AIM OF THE TASK: Restate each line word for word. Leave out every picture.

Data extracted from a collection
^^^^^^^^^^^^^^^^
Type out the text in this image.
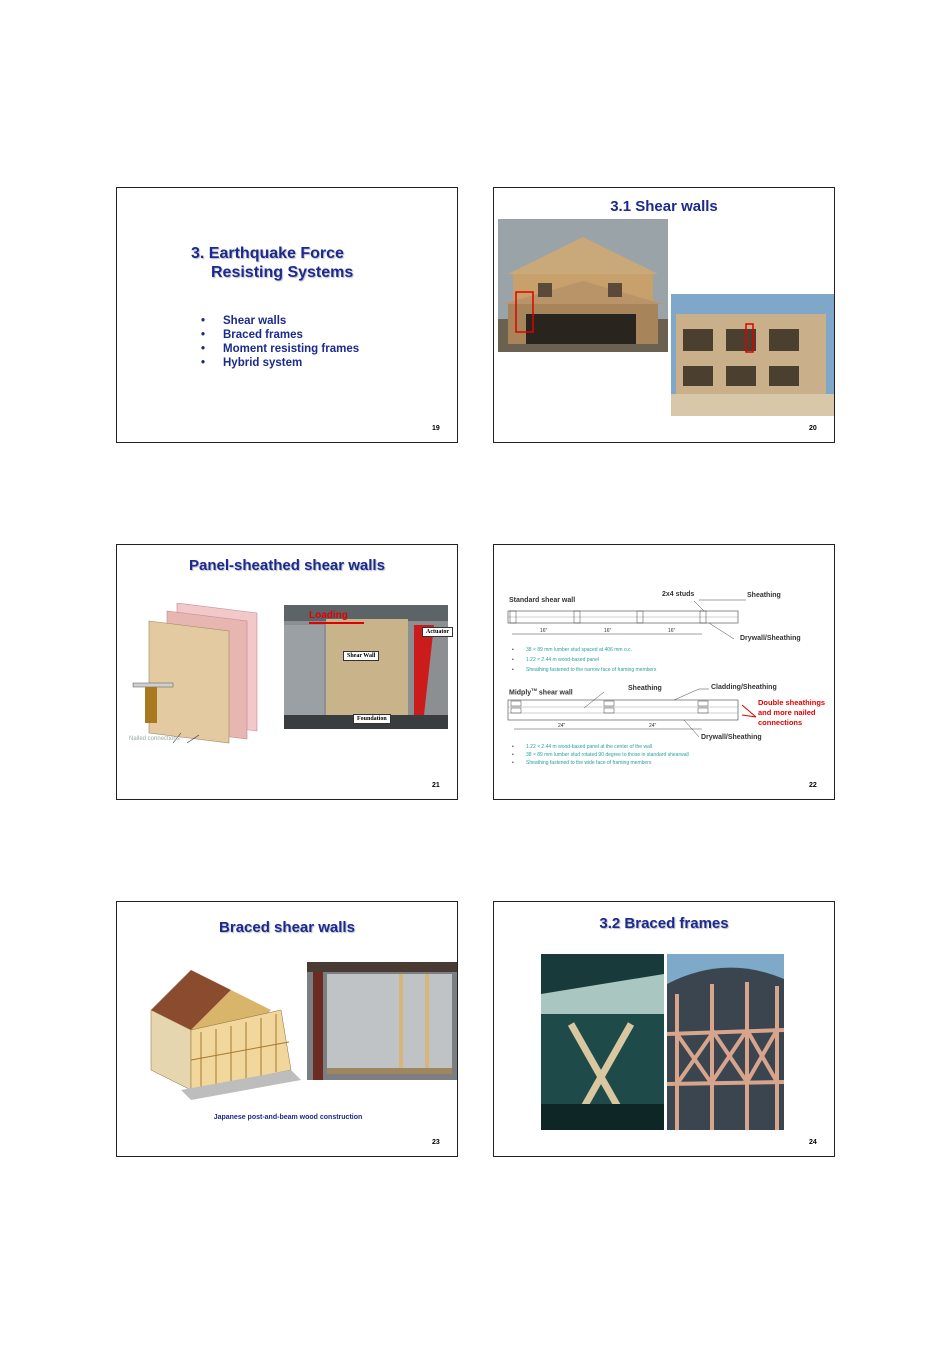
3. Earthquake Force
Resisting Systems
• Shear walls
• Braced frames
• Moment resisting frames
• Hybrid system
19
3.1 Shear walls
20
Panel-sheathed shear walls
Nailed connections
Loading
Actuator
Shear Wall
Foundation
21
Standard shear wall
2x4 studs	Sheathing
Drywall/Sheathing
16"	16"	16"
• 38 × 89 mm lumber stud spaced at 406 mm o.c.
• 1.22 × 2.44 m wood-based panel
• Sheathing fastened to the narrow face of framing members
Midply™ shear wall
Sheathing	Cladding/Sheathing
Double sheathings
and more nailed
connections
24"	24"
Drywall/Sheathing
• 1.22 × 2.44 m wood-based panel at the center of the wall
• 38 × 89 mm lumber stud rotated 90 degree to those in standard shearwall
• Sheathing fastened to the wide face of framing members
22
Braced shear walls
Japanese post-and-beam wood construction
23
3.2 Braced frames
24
^^^^^^^^^^^^^^^^
COMPLETED EXERCISE:
Type out the text in this image.
3. Earthquake Force
Resisting Systems
• Shear walls
• Braced frames
• Moment resisting frames
• Hybrid system
19
3.1 Shear walls
20
Panel-sheathed shear walls
Nailed connections
Loading
Actuator
Shear Wall
Foundation
21
Standard shear wall
2x4 studs	Sheathing
Drywall/Sheathing
16"	16"	16"
• 38 × 89 mm lumber stud spaced at 406 mm o.c.
• 1.22 × 2.44 m wood-based panel
• Sheathing fastened to the narrow face of framing members
Midply™ shear wall
Sheathing	Cladding/Sheathing
Double sheathings
and more nailed
connections
24"	24"
Drywall/Sheathing
• 1.22 × 2.44 m wood-based panel at the center of the wall
• 38 × 89 mm lumber stud rotated 90 degree to those in standard shearwall
• Sheathing fastened to the wide face of framing members
22
Braced shear walls
Japanese post-and-beam wood construction
23
3.2 Braced frames
24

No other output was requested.